------ TEXTO DE LEITURA
Um ensaio sobre as representações identitárias de Hugh Masekela1
A decade or two from now, African society will be the first in human history to have abandoned its native tongues in preference to those manipulated by colonial rule if we do not soon reinstitute our own languages back into our homes, schools and social interaction with each other”.
                                   Hugh Masekela
Introdução

As ideologias da negritude e da renascença africana que se construíram sob a memória da escravidão, do colonialismo e do apartheid, resultaram  na construção de um discurso nativista de uma África singular que imprimiu nos africanos uma representação de si mesmos como um povo uno, coeso e com tradições muito particulares. Embora se tenham enfraquecido com o surgimento e a consolidação de Estados nacionais, essas ideologias, como faz notar Mbembe (2001), parecem estar a ressurgir sob o impacto da globalização, recombinando-se, ganhando novos ímpetos e reinvocando a tradição e a ideia de uma africanidade essencial.

Se algumas categorias identitárias, como raça e ancestralidade comum, que outrora foram altamente produtivas, já não são eficazes para a fixação da pretendida africanidade, outras categorias ganham expressão e têm sido evocadas e utilizadas. As línguas, concebidas como depositárias do que é tipicamente africano, aparecem como recursos simbólicos privilegiados de identificação. É interessante notar que, associado à ideia de que existe a necessidade de maior valorização e preservação das línguas africanas, alegadamente em desaparecimento por força do “imperialismo” das línguas ocidentais, coloca-se o argumento de que se deve fazê-lo para preservar as identidades africanas sob a ameaça de erosão. Dois aspectos se confundem nesses discursos, nomeadamente a necessidade e a razão da valorização das línguas, e a necessidade de preservar identidades, vistas neste sentido como fixas, imutáveis e das quais a língua é apenas simples depositária e reflexo.
------------
INSTRUÇÃO ESCRITA:
Resuma em duas frases o texto sobre as línguas e as identidades africanas.
------ DADOS FORNECIDOS
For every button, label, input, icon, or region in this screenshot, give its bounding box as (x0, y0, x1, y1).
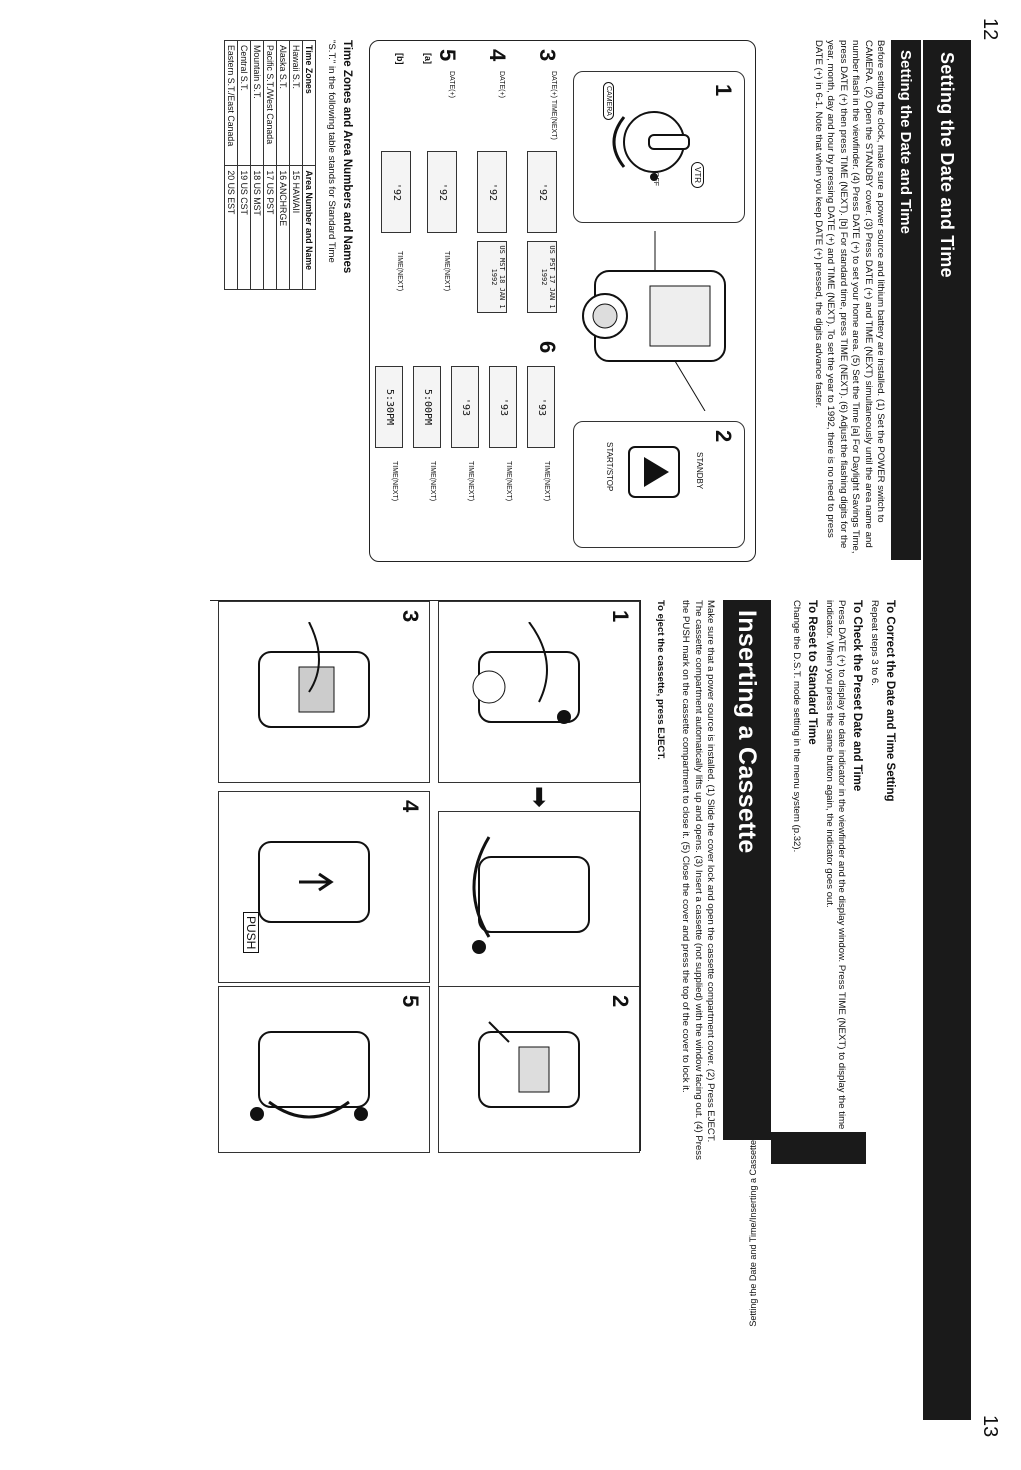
------------
RESULTADO DA TAREFA:
As ideologias da negritude e da renascença africana, construídas sob a memória da escravidão, do colonialismo e do apartheid, levaram os africanos a representar-se como um povo uno e coeso e, segundo Mbembe (2001), parecem estar a ressurgir sob o impacto da globalização. Como categorias como raça e ancestralidade comum já não são eficazes para fixar a africanidade, as línguas surgem como recursos simbólicos privilegiados de identificação, e a sua valorização é defendida como forma de preservar identidades africanas vistas como fixas e imutáveis.